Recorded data
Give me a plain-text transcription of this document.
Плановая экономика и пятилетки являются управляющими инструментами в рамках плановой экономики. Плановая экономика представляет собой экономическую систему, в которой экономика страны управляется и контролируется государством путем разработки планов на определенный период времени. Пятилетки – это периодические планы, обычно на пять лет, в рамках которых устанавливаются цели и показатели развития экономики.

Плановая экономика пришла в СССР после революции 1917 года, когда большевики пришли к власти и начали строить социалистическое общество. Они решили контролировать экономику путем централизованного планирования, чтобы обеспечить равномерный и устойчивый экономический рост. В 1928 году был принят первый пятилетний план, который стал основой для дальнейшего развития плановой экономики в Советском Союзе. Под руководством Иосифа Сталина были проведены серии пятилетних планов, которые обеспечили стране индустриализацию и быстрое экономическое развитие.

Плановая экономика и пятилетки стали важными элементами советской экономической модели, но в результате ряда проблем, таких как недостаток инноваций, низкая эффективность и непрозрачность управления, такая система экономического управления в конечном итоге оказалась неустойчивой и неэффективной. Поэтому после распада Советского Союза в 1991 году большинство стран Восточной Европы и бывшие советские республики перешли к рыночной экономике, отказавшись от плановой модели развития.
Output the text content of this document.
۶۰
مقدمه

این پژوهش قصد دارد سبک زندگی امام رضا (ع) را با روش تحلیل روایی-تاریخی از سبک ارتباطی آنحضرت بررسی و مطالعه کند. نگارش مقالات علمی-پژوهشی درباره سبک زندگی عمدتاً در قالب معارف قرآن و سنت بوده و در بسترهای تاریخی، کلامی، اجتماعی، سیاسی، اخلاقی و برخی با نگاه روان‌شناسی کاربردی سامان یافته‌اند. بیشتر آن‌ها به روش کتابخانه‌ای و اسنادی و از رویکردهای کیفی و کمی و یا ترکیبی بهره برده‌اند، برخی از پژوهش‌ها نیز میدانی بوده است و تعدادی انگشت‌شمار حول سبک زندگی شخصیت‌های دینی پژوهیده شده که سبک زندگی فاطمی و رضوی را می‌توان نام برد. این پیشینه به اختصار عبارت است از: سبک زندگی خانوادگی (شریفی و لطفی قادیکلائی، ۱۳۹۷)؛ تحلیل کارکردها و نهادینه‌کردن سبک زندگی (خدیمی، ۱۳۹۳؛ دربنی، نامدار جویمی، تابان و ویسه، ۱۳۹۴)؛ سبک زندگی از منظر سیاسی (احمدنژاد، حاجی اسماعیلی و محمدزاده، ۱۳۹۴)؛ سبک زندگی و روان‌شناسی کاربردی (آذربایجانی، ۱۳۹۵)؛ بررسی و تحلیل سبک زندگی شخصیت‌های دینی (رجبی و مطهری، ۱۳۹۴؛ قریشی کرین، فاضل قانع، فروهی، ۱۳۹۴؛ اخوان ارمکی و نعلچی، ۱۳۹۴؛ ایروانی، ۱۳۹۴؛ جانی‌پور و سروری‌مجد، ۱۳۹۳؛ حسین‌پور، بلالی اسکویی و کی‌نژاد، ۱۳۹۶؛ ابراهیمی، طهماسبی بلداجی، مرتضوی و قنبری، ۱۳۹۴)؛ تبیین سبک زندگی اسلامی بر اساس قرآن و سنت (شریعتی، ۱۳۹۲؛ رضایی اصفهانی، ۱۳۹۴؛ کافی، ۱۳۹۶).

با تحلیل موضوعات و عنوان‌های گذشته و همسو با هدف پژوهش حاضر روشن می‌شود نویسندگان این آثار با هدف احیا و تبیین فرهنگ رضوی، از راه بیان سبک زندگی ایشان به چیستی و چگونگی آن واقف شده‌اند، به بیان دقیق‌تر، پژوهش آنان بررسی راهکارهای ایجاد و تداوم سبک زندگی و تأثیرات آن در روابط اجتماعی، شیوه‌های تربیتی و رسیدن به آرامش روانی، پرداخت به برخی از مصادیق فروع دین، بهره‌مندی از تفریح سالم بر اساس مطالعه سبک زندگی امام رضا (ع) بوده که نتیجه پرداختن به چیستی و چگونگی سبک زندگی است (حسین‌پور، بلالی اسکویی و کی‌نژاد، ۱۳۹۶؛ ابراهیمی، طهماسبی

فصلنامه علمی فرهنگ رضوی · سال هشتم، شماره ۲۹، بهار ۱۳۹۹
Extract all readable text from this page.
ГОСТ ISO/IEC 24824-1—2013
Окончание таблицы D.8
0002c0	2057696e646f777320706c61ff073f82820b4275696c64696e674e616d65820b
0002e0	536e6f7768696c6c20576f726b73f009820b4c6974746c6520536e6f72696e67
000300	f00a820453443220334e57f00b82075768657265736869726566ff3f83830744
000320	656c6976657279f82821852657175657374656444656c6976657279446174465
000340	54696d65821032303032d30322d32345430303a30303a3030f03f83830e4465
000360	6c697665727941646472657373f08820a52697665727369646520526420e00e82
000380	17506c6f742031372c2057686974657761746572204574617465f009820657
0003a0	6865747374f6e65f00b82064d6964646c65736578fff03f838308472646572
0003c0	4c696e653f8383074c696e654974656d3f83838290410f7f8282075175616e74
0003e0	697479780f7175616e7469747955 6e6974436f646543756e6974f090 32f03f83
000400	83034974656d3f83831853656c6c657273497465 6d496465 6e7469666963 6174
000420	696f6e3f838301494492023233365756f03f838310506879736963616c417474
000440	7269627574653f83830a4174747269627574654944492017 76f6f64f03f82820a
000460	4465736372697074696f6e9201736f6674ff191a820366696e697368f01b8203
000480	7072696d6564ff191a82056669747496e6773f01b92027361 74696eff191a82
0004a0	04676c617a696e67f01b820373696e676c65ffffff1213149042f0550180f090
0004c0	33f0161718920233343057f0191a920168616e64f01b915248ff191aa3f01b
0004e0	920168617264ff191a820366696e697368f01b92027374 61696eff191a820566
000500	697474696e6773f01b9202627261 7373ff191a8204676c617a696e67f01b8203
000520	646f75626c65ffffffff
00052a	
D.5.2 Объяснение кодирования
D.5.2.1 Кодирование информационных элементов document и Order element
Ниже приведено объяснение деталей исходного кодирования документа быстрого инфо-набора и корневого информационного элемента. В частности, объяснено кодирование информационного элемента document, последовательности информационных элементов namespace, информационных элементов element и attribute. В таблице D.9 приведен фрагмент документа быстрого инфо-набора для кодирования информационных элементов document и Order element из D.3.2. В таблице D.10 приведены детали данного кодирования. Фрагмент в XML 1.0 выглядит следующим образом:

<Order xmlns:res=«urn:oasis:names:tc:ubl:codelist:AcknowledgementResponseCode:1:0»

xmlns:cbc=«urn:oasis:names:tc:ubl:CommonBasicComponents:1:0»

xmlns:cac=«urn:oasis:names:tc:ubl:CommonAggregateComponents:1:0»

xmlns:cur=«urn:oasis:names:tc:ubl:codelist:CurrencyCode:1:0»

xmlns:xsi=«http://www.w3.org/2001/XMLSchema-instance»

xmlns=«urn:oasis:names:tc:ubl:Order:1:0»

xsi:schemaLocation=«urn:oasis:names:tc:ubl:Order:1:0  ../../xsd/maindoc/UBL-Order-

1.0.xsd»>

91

**Task**. State the number of lines holding the word "text" in the listing. Add nothing else.

**Written solution**. 3